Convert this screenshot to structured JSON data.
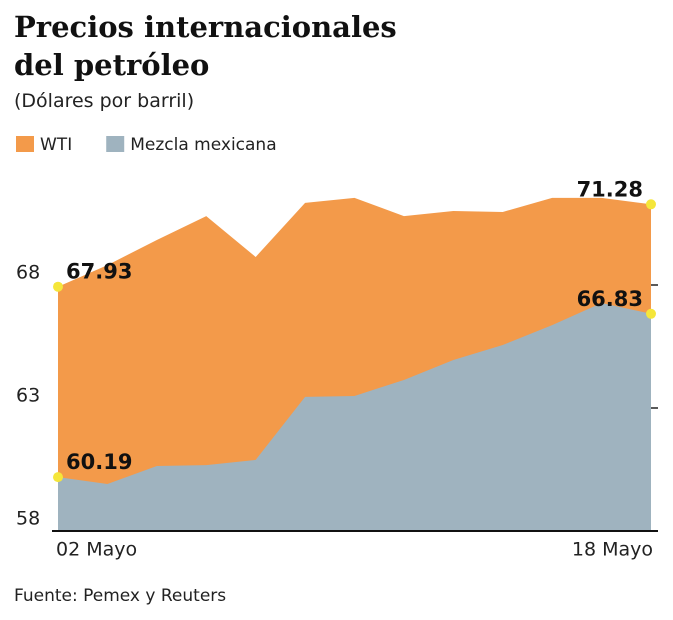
{
  "chart_data": {
    "type": "area",
    "title": "Precios internacionales del petróleo",
    "subtitle": "(Dólares por barril)",
    "source": "Fuente: Pemex y Reuters",
    "categories": [
      "02 Mayo",
      null,
      null,
      null,
      null,
      null,
      null,
      null,
      null,
      null,
      null,
      null,
      "18 Mayo"
    ],
    "series": [
      {
        "name": "WTI",
        "color": "#f39a4a",
        "values": [
          67.93,
          68.81,
          69.83,
          70.8,
          69.14,
          71.34,
          71.54,
          70.8,
          71.01,
          70.97,
          71.54,
          71.54,
          71.28
        ]
      },
      {
        "name": "Mezcla mexicana",
        "color": "#9fb3bf",
        "values": [
          60.19,
          59.91,
          60.64,
          60.68,
          60.89,
          63.45,
          63.49,
          64.14,
          64.95,
          65.56,
          66.37,
          67.27,
          66.83
        ]
      }
    ],
    "ylim": [
      58,
      73
    ],
    "yticks": [
      58,
      63,
      68
    ]
  }
}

■ ■ ■ ■ ■

Requirement
Omitting all images, retype each line of the records precisely.

Solution
Convert this screenshot to structured JSON data.
{
  "chart_data": {
    "type": "area",
    "title": "Precios internacionales del petróleo",
    "subtitle": "(Dólares por barril)",
    "source": "Fuente: Pemex y Reuters",
    "categories": [
      "02 Mayo",
      null,
      null,
      null,
      null,
      null,
      null,
      null,
      null,
      null,
      null,
      null,
      "18 Mayo"
    ],
    "series": [
      {
        "name": "WTI",
        "color": "#f39a4a",
        "values": [
          67.93,
          68.81,
          69.83,
          70.8,
          69.14,
          71.34,
          71.54,
          70.8,
          71.01,
          70.97,
          71.54,
          71.54,
          71.28
        ]
      },
      {
        "name": "Mezcla mexicana",
        "color": "#9fb3bf",
        "values": [
          60.19,
          59.91,
          60.64,
          60.68,
          60.89,
          63.45,
          63.49,
          64.14,
          64.95,
          65.56,
          66.37,
          67.27,
          66.83
        ]
      }
    ],
    "ylim": [
      58,
      73
    ],
    "yticks": [
      58,
      63,
      68
    ]
  }
}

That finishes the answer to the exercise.